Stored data
____

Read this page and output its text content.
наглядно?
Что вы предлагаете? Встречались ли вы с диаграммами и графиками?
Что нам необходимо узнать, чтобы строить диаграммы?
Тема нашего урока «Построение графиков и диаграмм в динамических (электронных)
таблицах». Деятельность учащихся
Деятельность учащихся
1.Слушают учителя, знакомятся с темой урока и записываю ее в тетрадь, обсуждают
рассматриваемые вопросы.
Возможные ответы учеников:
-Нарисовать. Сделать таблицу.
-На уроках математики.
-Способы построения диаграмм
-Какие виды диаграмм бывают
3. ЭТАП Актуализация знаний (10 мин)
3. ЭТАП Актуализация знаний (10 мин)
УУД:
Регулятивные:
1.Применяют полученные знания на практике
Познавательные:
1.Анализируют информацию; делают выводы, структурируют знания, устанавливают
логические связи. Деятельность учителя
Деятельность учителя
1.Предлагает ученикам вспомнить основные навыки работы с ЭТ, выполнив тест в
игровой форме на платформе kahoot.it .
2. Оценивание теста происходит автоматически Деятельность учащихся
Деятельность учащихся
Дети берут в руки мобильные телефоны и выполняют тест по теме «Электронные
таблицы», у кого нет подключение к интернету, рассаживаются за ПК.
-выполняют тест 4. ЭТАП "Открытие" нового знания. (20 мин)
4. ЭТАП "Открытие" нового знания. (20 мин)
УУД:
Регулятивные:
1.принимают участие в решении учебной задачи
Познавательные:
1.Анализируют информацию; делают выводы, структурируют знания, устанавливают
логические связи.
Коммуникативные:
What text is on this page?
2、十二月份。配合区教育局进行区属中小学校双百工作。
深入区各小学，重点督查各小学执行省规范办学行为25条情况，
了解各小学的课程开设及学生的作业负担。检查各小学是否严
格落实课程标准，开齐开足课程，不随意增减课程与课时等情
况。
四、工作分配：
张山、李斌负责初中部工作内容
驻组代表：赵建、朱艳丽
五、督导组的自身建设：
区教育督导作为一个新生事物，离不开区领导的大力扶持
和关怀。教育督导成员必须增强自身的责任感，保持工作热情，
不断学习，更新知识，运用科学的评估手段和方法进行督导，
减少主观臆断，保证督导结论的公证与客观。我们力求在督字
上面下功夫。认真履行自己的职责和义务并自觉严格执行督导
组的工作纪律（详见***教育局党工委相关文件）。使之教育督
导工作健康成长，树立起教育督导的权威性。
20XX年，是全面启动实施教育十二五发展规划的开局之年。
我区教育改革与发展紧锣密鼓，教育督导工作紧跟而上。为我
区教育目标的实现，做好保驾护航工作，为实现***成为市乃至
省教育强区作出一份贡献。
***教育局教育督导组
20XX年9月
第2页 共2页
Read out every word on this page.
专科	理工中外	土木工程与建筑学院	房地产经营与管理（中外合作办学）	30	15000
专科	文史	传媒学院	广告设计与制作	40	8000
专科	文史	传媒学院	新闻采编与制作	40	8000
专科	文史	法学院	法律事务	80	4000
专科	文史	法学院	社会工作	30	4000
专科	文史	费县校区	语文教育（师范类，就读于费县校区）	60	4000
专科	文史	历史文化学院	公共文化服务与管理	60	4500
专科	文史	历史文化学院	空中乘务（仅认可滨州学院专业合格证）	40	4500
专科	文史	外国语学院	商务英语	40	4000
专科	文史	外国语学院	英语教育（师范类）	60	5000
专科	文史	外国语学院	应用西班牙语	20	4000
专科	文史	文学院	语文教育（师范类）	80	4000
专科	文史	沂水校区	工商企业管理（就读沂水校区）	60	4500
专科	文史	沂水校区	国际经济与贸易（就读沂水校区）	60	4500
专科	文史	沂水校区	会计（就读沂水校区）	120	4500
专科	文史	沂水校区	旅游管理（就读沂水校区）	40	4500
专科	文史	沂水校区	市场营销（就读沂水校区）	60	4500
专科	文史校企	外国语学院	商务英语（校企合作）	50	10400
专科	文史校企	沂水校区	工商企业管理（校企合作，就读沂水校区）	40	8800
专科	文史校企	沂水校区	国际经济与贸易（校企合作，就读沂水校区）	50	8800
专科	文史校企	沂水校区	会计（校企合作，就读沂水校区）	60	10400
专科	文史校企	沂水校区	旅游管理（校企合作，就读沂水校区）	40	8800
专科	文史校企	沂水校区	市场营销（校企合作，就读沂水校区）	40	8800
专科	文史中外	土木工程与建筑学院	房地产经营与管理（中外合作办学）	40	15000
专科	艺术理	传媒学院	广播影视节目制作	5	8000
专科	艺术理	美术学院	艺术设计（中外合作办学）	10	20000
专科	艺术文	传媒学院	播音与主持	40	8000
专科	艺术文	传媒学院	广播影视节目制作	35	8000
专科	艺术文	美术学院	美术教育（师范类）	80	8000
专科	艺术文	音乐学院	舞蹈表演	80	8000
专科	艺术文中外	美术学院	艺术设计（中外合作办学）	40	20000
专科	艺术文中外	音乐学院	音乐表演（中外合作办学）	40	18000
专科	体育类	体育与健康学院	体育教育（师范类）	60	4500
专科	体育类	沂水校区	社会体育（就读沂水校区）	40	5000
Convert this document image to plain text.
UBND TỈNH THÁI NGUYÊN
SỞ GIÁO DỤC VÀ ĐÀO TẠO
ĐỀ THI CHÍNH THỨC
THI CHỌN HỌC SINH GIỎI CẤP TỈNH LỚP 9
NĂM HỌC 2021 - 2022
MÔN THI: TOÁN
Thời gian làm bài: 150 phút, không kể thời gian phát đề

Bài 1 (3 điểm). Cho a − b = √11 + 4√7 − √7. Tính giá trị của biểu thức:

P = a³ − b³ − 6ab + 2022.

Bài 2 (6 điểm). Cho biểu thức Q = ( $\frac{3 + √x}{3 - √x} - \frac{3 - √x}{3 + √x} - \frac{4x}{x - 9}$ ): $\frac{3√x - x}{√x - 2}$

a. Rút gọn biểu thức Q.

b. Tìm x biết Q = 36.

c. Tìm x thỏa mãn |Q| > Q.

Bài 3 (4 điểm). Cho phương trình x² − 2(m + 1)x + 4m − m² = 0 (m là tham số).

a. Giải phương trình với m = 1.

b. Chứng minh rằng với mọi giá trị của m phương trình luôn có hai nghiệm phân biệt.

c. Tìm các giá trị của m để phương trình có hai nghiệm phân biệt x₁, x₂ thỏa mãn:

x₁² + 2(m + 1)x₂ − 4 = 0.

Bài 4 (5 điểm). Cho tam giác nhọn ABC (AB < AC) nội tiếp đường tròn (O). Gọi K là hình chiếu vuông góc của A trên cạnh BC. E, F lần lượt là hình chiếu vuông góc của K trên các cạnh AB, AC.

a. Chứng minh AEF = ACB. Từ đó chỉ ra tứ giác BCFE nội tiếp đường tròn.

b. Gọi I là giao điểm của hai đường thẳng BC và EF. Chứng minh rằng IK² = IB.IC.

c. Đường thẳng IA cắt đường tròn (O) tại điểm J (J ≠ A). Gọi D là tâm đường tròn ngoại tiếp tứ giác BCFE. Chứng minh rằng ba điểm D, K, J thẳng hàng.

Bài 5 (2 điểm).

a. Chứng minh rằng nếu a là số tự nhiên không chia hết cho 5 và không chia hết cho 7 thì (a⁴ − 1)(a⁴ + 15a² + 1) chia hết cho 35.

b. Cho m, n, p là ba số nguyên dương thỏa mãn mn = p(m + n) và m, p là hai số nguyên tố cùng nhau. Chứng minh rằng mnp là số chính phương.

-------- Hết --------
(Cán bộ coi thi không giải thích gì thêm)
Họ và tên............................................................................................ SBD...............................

____

▸ **What to work on**: Repeat the entries above exactly, leaving nothing out.

▸ **Answer for the task**:
Read this page and output its text content.
наглядно?
Что вы предлагаете? Встречались ли вы с диаграммами и графиками?
Что нам необходимо узнать, чтобы строить диаграммы?
Тема нашего урока «Построение графиков и диаграмм в динамических (электронных)
таблицах». Деятельность учащихся
Деятельность учащихся
1.Слушают учителя, знакомятся с темой урока и записываю ее в тетрадь, обсуждают
рассматриваемые вопросы.
Возможные ответы учеников:
-Нарисовать. Сделать таблицу.
-На уроках математики.
-Способы построения диаграмм
-Какие виды диаграмм бывают
3. ЭТАП Актуализация знаний (10 мин)
3. ЭТАП Актуализация знаний (10 мин)
УУД:
Регулятивные:
1.Применяют полученные знания на практике
Познавательные:
1.Анализируют информацию; делают выводы, структурируют знания, устанавливают
логические связи. Деятельность учителя
Деятельность учителя
1.Предлагает ученикам вспомнить основные навыки работы с ЭТ, выполнив тест в
игровой форме на платформе kahoot.it .
2. Оценивание теста происходит автоматически Деятельность учащихся
Деятельность учащихся
Дети берут в руки мобильные телефоны и выполняют тест по теме «Электронные
таблицы», у кого нет подключение к интернету, рассаживаются за ПК.
-выполняют тест 4. ЭТАП "Открытие" нового знания. (20 мин)
4. ЭТАП "Открытие" нового знания. (20 мин)
УУД:
Регулятивные:
1.принимают участие в решении учебной задачи
Познавательные:
1.Анализируют информацию; делают выводы, структурируют знания, устанавливают
логические связи.
Коммуникативные:
What text is on this page?
2、十二月份。配合区教育局进行区属中小学校双百工作。
深入区各小学，重点督查各小学执行省规范办学行为25条情况，
了解各小学的课程开设及学生的作业负担。检查各小学是否严
格落实课程标准，开齐开足课程，不随意增减课程与课时等情
况。
四、工作分配：
张山、李斌负责初中部工作内容
驻组代表：赵建、朱艳丽
五、督导组的自身建设：
区教育督导作为一个新生事物，离不开区领导的大力扶持
和关怀。教育督导成员必须增强自身的责任感，保持工作热情，
不断学习，更新知识，运用科学的评估手段和方法进行督导，
减少主观臆断，保证督导结论的公证与客观。我们力求在督字
上面下功夫。认真履行自己的职责和义务并自觉严格执行督导
组的工作纪律（详见***教育局党工委相关文件）。使之教育督
导工作健康成长，树立起教育督导的权威性。
20XX年，是全面启动实施教育十二五发展规划的开局之年。
我区教育改革与发展紧锣密鼓，教育督导工作紧跟而上。为我
区教育目标的实现，做好保驾护航工作，为实现***成为市乃至
省教育强区作出一份贡献。
***教育局教育督导组
20XX年9月
第2页 共2页
Read out every word on this page.
专科	理工中外	土木工程与建筑学院	房地产经营与管理（中外合作办学）	30	15000
专科	文史	传媒学院	广告设计与制作	40	8000
专科	文史	传媒学院	新闻采编与制作	40	8000
专科	文史	法学院	法律事务	80	4000
专科	文史	法学院	社会工作	30	4000
专科	文史	费县校区	语文教育（师范类，就读于费县校区）	60	4000
专科	文史	历史文化学院	公共文化服务与管理	60	4500
专科	文史	历史文化学院	空中乘务（仅认可滨州学院专业合格证）	40	4500
专科	文史	外国语学院	商务英语	40	4000
专科	文史	外国语学院	英语教育（师范类）	60	5000
专科	文史	外国语学院	应用西班牙语	20	4000
专科	文史	文学院	语文教育（师范类）	80	4000
专科	文史	沂水校区	工商企业管理（就读沂水校区）	60	4500
专科	文史	沂水校区	国际经济与贸易（就读沂水校区）	60	4500
专科	文史	沂水校区	会计（就读沂水校区）	120	4500
专科	文史	沂水校区	旅游管理（就读沂水校区）	40	4500
专科	文史	沂水校区	市场营销（就读沂水校区）	60	4500
专科	文史校企	外国语学院	商务英语（校企合作）	50	10400
专科	文史校企	沂水校区	工商企业管理（校企合作，就读沂水校区）	40	8800
专科	文史校企	沂水校区	国际经济与贸易（校企合作，就读沂水校区）	50	8800
专科	文史校企	沂水校区	会计（校企合作，就读沂水校区）	60	10400
专科	文史校企	沂水校区	旅游管理（校企合作，就读沂水校区）	40	8800
专科	文史校企	沂水校区	市场营销（校企合作，就读沂水校区）	40	8800
专科	文史中外	土木工程与建筑学院	房地产经营与管理（中外合作办学）	40	15000
专科	艺术理	传媒学院	广播影视节目制作	5	8000
专科	艺术理	美术学院	艺术设计（中外合作办学）	10	20000
专科	艺术文	传媒学院	播音与主持	40	8000
专科	艺术文	传媒学院	广播影视节目制作	35	8000
专科	艺术文	美术学院	美术教育（师范类）	80	8000
专科	艺术文	音乐学院	舞蹈表演	80	8000
专科	艺术文中外	美术学院	艺术设计（中外合作办学）	40	20000
专科	艺术文中外	音乐学院	音乐表演（中外合作办学）	40	18000
专科	体育类	体育与健康学院	体育教育（师范类）	60	4500
专科	体育类	沂水校区	社会体育（就读沂水校区）	40	5000
Convert this document image to plain text.
UBND TỈNH THÁI NGUYÊN
SỞ GIÁO DỤC VÀ ĐÀO TẠO
ĐỀ THI CHÍNH THỨC
THI CHỌN HỌC SINH GIỎI CẤP TỈNH LỚP 9
NĂM HỌC 2021 - 2022
MÔN THI: TOÁN
Thời gian làm bài: 150 phút, không kể thời gian phát đề

Bài 1 (3 điểm). Cho a − b = √11 + 4√7 − √7. Tính giá trị của biểu thức:

P = a³ − b³ − 6ab + 2022.

Bài 2 (6 điểm). Cho biểu thức Q = ( $\frac{3 + √x}{3 - √x} - \frac{3 - √x}{3 + √x} - \frac{4x}{x - 9}$ ): $\frac{3√x - x}{√x - 2}$

a. Rút gọn biểu thức Q.

b. Tìm x biết Q = 36.

c. Tìm x thỏa mãn |Q| > Q.

Bài 3 (4 điểm). Cho phương trình x² − 2(m + 1)x + 4m − m² = 0 (m là tham số).

a. Giải phương trình với m = 1.

b. Chứng minh rằng với mọi giá trị của m phương trình luôn có hai nghiệm phân biệt.

c. Tìm các giá trị của m để phương trình có hai nghiệm phân biệt x₁, x₂ thỏa mãn:

x₁² + 2(m + 1)x₂ − 4 = 0.

Bài 4 (5 điểm). Cho tam giác nhọn ABC (AB < AC) nội tiếp đường tròn (O). Gọi K là hình chiếu vuông góc của A trên cạnh BC. E, F lần lượt là hình chiếu vuông góc của K trên các cạnh AB, AC.

a. Chứng minh AEF = ACB. Từ đó chỉ ra tứ giác BCFE nội tiếp đường tròn.

b. Gọi I là giao điểm của hai đường thẳng BC và EF. Chứng minh rằng IK² = IB.IC.

c. Đường thẳng IA cắt đường tròn (O) tại điểm J (J ≠ A). Gọi D là tâm đường tròn ngoại tiếp tứ giác BCFE. Chứng minh rằng ba điểm D, K, J thẳng hàng.

Bài 5 (2 điểm).

a. Chứng minh rằng nếu a là số tự nhiên không chia hết cho 5 và không chia hết cho 7 thì (a⁴ − 1)(a⁴ + 15a² + 1) chia hết cho 35.

b. Cho m, n, p là ba số nguyên dương thỏa mãn mn = p(m + n) và m, p là hai số nguyên tố cùng nhau. Chứng minh rằng mnp là số chính phương.

-------- Hết --------
(Cán bộ coi thi không giải thích gì thêm)
Họ và tên............................................................................................ SBD...............................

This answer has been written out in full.